### Input data ###

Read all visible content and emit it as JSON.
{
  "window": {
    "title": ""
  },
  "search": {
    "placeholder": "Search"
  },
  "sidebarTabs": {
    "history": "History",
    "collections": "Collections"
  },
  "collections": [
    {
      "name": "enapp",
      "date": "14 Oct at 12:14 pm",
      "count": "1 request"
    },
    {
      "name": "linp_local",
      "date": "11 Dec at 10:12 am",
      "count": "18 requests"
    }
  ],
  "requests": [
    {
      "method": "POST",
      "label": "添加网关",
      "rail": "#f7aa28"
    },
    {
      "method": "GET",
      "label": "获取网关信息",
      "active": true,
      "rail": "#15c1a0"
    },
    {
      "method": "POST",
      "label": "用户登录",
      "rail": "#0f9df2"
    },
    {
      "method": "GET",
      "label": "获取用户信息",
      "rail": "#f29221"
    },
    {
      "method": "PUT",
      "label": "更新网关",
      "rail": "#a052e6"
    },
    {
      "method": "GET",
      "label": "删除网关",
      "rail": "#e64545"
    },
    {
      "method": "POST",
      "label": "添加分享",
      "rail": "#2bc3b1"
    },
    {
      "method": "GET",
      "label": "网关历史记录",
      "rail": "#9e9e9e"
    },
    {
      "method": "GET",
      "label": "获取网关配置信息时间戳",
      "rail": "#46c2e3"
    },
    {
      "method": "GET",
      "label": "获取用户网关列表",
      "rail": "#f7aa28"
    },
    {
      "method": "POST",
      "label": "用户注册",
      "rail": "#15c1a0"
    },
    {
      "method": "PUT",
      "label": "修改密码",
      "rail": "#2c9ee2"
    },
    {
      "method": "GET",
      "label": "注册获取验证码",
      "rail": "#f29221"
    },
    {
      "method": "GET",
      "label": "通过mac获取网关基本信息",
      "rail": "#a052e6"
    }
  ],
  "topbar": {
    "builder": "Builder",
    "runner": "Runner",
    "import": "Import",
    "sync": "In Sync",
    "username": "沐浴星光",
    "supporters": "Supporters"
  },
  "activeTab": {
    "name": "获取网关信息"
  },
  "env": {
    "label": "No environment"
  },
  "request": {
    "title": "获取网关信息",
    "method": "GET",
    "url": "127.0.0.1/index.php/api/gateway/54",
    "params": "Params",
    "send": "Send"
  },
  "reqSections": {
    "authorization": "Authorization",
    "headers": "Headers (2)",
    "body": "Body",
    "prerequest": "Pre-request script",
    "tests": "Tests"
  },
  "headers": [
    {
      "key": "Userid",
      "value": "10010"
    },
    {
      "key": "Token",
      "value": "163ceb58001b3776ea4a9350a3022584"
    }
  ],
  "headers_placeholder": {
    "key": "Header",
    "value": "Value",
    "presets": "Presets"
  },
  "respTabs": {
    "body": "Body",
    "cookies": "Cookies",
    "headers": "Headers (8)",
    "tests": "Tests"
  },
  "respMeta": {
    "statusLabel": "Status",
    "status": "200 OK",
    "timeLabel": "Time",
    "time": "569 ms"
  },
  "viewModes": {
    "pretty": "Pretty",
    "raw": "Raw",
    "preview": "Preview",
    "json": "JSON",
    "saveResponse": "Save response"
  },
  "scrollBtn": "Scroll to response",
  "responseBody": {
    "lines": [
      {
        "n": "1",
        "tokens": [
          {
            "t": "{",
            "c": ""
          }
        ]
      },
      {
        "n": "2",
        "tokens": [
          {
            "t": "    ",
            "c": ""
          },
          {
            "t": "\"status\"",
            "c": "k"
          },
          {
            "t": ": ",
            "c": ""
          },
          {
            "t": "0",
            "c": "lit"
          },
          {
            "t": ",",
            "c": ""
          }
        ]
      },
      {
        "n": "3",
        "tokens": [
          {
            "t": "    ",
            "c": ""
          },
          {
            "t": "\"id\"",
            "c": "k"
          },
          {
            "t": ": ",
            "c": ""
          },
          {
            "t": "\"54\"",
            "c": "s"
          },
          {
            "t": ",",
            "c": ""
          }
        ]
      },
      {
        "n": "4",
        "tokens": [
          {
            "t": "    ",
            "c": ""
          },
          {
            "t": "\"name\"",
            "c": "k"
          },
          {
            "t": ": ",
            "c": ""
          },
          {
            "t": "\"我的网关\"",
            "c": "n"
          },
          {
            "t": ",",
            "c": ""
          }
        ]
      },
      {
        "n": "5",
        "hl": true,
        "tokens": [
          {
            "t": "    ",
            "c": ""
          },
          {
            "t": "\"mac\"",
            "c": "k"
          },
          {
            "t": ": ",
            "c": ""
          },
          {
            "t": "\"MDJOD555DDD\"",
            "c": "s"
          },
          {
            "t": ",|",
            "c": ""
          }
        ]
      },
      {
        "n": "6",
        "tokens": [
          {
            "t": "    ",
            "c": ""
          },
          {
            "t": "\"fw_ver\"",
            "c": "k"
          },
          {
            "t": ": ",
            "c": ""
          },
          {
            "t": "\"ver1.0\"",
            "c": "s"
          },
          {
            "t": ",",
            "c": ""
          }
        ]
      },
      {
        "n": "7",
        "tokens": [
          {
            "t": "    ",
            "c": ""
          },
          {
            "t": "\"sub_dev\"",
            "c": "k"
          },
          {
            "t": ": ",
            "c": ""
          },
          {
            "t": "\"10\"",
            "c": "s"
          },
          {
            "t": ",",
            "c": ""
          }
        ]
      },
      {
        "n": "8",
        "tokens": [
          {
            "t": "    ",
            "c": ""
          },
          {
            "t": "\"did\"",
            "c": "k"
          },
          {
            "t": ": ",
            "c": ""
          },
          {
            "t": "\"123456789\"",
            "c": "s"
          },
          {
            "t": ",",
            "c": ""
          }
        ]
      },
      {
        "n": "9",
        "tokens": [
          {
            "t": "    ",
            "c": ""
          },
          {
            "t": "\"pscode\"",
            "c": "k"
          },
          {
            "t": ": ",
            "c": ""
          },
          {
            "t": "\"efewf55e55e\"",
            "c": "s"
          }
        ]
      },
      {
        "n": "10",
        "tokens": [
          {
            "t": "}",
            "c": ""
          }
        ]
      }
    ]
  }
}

###

What you need to do: Transcribe the whole listing with nothing added or left out.

Response to the exercise:
Read all visible content and emit it as JSON.
{
  "window": {
    "title": ""
  },
  "search": {
    "placeholder": "Search"
  },
  "sidebarTabs": {
    "history": "History",
    "collections": "Collections"
  },
  "collections": [
    {
      "name": "enapp",
      "date": "14 Oct at 12:14 pm",
      "count": "1 request"
    },
    {
      "name": "linp_local",
      "date": "11 Dec at 10:12 am",
      "count": "18 requests"
    }
  ],
  "requests": [
    {
      "method": "POST",
      "label": "添加网关",
      "rail": "#f7aa28"
    },
    {
      "method": "GET",
      "label": "获取网关信息",
      "active": true,
      "rail": "#15c1a0"
    },
    {
      "method": "POST",
      "label": "用户登录",
      "rail": "#0f9df2"
    },
    {
      "method": "GET",
      "label": "获取用户信息",
      "rail": "#f29221"
    },
    {
      "method": "PUT",
      "label": "更新网关",
      "rail": "#a052e6"
    },
    {
      "method": "GET",
      "label": "删除网关",
      "rail": "#e64545"
    },
    {
      "method": "POST",
      "label": "添加分享",
      "rail": "#2bc3b1"
    },
    {
      "method": "GET",
      "label": "网关历史记录",
      "rail": "#9e9e9e"
    },
    {
      "method": "GET",
      "label": "获取网关配置信息时间戳",
      "rail": "#46c2e3"
    },
    {
      "method": "GET",
      "label": "获取用户网关列表",
      "rail": "#f7aa28"
    },
    {
      "method": "POST",
      "label": "用户注册",
      "rail": "#15c1a0"
    },
    {
      "method": "PUT",
      "label": "修改密码",
      "rail": "#2c9ee2"
    },
    {
      "method": "GET",
      "label": "注册获取验证码",
      "rail": "#f29221"
    },
    {
      "method": "GET",
      "label": "通过mac获取网关基本信息",
      "rail": "#a052e6"
    }
  ],
  "topbar": {
    "builder": "Builder",
    "runner": "Runner",
    "import": "Import",
    "sync": "In Sync",
    "username": "沐浴星光",
    "supporters": "Supporters"
  },
  "activeTab": {
    "name": "获取网关信息"
  },
  "env": {
    "label": "No environment"
  },
  "request": {
    "title": "获取网关信息",
    "method": "GET",
    "url": "127.0.0.1/index.php/api/gateway/54",
    "params": "Params",
    "send": "Send"
  },
  "reqSections": {
    "authorization": "Authorization",
    "headers": "Headers (2)",
    "body": "Body",
    "prerequest": "Pre-request script",
    "tests": "Tests"
  },
  "headers": [
    {
      "key": "Userid",
      "value": "10010"
    },
    {
      "key": "Token",
      "value": "163ceb58001b3776ea4a9350a3022584"
    }
  ],
  "headers_placeholder": {
    "key": "Header",
    "value": "Value",
    "presets": "Presets"
  },
  "respTabs": {
    "body": "Body",
    "cookies": "Cookies",
    "headers": "Headers (8)",
    "tests": "Tests"
  },
  "respMeta": {
    "statusLabel": "Status",
    "status": "200 OK",
    "timeLabel": "Time",
    "time": "569 ms"
  },
  "viewModes": {
    "pretty": "Pretty",
    "raw": "Raw",
    "preview": "Preview",
    "json": "JSON",
    "saveResponse": "Save response"
  },
  "scrollBtn": "Scroll to response",
  "responseBody": {
    "lines": [
      {
        "n": "1",
        "tokens": [
          {
            "t": "{",
            "c": ""
          }
        ]
      },
      {
        "n": "2",
        "tokens": [
          {
            "t": "    ",
            "c": ""
          },
          {
            "t": "\"status\"",
            "c": "k"
          },
          {
            "t": ": ",
            "c": ""
          },
          {
            "t": "0",
            "c": "lit"
          },
          {
            "t": ",",
            "c": ""
          }
        ]
      },
      {
        "n": "3",
        "tokens": [
          {
            "t": "    ",
            "c": ""
          },
          {
            "t": "\"id\"",
            "c": "k"
          },
          {
            "t": ": ",
            "c": ""
          },
          {
            "t": "\"54\"",
            "c": "s"
          },
          {
            "t": ",",
            "c": ""
          }
        ]
      },
      {
        "n": "4",
        "tokens": [
          {
            "t": "    ",
            "c": ""
          },
          {
            "t": "\"name\"",
            "c": "k"
          },
          {
            "t": ": ",
            "c": ""
          },
          {
            "t": "\"我的网关\"",
            "c": "n"
          },
          {
            "t": ",",
            "c": ""
          }
        ]
      },
      {
        "n": "5",
        "hl": true,
        "tokens": [
          {
            "t": "    ",
            "c": ""
          },
          {
            "t": "\"mac\"",
            "c": "k"
          },
          {
            "t": ": ",
            "c": ""
          },
          {
            "t": "\"MDJOD555DDD\"",
            "c": "s"
          },
          {
            "t": ",|",
            "c": ""
          }
        ]
      },
      {
        "n": "6",
        "tokens": [
          {
            "t": "    ",
            "c": ""
          },
          {
            "t": "\"fw_ver\"",
            "c": "k"
          },
          {
            "t": ": ",
            "c": ""
          },
          {
            "t": "\"ver1.0\"",
            "c": "s"
          },
          {
            "t": ",",
            "c": ""
          }
        ]
      },
      {
        "n": "7",
        "tokens": [
          {
            "t": "    ",
            "c": ""
          },
          {
            "t": "\"sub_dev\"",
            "c": "k"
          },
          {
            "t": ": ",
            "c": ""
          },
          {
            "t": "\"10\"",
            "c": "s"
          },
          {
            "t": ",",
            "c": ""
          }
        ]
      },
      {
        "n": "8",
        "tokens": [
          {
            "t": "    ",
            "c": ""
          },
          {
            "t": "\"did\"",
            "c": "k"
          },
          {
            "t": ": ",
            "c": ""
          },
          {
            "t": "\"123456789\"",
            "c": "s"
          },
          {
            "t": ",",
            "c": ""
          }
        ]
      },
      {
        "n": "9",
        "tokens": [
          {
            "t": "    ",
            "c": ""
          },
          {
            "t": "\"pscode\"",
            "c": "k"
          },
          {
            "t": ": ",
            "c": ""
          },
          {
            "t": "\"efewf55e55e\"",
            "c": "s"
          }
        ]
      },
      {
        "n": "10",
        "tokens": [
          {
            "t": "}",
            "c": ""
          }
        ]
      }
    ]
  }
}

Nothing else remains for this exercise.